Collected data:

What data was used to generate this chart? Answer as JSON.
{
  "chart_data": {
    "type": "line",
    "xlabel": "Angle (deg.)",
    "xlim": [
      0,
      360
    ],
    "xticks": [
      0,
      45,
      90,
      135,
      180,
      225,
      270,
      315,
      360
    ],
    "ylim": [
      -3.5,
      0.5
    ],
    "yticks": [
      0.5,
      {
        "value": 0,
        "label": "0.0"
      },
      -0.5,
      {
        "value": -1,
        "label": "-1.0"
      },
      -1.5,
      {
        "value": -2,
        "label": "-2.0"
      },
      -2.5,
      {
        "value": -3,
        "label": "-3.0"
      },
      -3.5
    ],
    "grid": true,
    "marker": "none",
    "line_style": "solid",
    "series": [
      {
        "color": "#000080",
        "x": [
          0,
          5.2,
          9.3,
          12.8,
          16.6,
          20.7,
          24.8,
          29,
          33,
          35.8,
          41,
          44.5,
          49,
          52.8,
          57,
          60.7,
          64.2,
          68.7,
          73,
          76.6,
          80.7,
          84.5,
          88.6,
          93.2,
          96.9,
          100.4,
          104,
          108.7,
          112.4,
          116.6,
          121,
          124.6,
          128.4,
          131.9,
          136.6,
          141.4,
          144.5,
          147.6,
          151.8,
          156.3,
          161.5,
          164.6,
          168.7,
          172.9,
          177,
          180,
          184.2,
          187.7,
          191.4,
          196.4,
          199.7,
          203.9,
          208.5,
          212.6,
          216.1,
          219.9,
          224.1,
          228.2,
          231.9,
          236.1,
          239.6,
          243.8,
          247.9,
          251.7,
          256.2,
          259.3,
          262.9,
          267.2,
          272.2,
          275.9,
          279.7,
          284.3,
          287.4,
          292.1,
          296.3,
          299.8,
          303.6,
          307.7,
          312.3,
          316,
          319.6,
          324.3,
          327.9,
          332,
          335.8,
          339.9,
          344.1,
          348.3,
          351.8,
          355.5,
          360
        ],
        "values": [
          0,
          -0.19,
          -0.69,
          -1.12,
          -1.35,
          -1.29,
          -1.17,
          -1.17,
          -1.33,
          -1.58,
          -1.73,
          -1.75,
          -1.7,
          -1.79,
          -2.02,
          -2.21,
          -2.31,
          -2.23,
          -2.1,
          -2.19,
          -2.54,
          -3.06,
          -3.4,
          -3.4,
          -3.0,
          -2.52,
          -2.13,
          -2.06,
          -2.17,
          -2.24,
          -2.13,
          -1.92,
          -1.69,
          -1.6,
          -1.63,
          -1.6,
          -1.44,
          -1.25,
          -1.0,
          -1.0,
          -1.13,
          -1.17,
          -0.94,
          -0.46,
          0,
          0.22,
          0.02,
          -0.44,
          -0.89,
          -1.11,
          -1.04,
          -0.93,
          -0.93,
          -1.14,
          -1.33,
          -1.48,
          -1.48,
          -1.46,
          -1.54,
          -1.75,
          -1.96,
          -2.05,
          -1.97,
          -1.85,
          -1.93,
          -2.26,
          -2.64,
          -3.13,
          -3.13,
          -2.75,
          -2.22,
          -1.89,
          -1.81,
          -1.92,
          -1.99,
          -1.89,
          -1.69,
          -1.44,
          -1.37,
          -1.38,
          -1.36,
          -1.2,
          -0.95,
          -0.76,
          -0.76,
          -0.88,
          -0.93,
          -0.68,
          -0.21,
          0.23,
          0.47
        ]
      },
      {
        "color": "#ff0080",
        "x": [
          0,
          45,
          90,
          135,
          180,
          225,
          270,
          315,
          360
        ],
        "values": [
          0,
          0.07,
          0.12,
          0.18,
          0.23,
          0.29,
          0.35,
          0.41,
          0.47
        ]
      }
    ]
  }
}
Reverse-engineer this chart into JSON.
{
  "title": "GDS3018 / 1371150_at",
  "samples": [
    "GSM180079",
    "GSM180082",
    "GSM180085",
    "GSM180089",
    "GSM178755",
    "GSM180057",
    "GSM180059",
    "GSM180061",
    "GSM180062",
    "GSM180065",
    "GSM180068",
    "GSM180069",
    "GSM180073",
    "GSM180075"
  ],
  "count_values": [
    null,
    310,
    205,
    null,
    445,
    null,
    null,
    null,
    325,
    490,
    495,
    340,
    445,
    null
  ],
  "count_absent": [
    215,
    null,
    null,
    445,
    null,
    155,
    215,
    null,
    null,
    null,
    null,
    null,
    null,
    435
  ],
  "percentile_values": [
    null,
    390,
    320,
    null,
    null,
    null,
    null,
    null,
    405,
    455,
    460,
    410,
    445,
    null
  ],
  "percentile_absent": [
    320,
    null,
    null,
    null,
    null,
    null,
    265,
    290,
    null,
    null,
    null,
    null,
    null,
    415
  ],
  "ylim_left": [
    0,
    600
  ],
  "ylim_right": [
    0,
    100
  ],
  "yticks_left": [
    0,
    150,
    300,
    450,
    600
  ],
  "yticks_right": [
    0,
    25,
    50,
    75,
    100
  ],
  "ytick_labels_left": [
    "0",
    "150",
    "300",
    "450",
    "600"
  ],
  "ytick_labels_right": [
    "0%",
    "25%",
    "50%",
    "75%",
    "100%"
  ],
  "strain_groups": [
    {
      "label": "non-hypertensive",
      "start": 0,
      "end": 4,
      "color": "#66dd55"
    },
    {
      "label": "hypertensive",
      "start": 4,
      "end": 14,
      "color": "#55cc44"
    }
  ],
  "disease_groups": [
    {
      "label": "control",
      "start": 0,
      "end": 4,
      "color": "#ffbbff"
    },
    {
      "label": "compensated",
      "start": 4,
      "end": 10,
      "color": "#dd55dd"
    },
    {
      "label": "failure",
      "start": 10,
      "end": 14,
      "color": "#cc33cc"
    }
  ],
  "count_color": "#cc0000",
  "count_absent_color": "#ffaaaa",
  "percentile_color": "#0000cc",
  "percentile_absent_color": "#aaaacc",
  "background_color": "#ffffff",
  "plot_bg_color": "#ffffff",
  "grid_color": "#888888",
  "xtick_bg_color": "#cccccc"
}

# WRITTEN EXERCISE
Gather each line of the listing that holds the string "JSON".

# EXERCISE OUTPUT
What data was used to generate this chart? Answer as JSON.
Reverse-engineer this chart into JSON.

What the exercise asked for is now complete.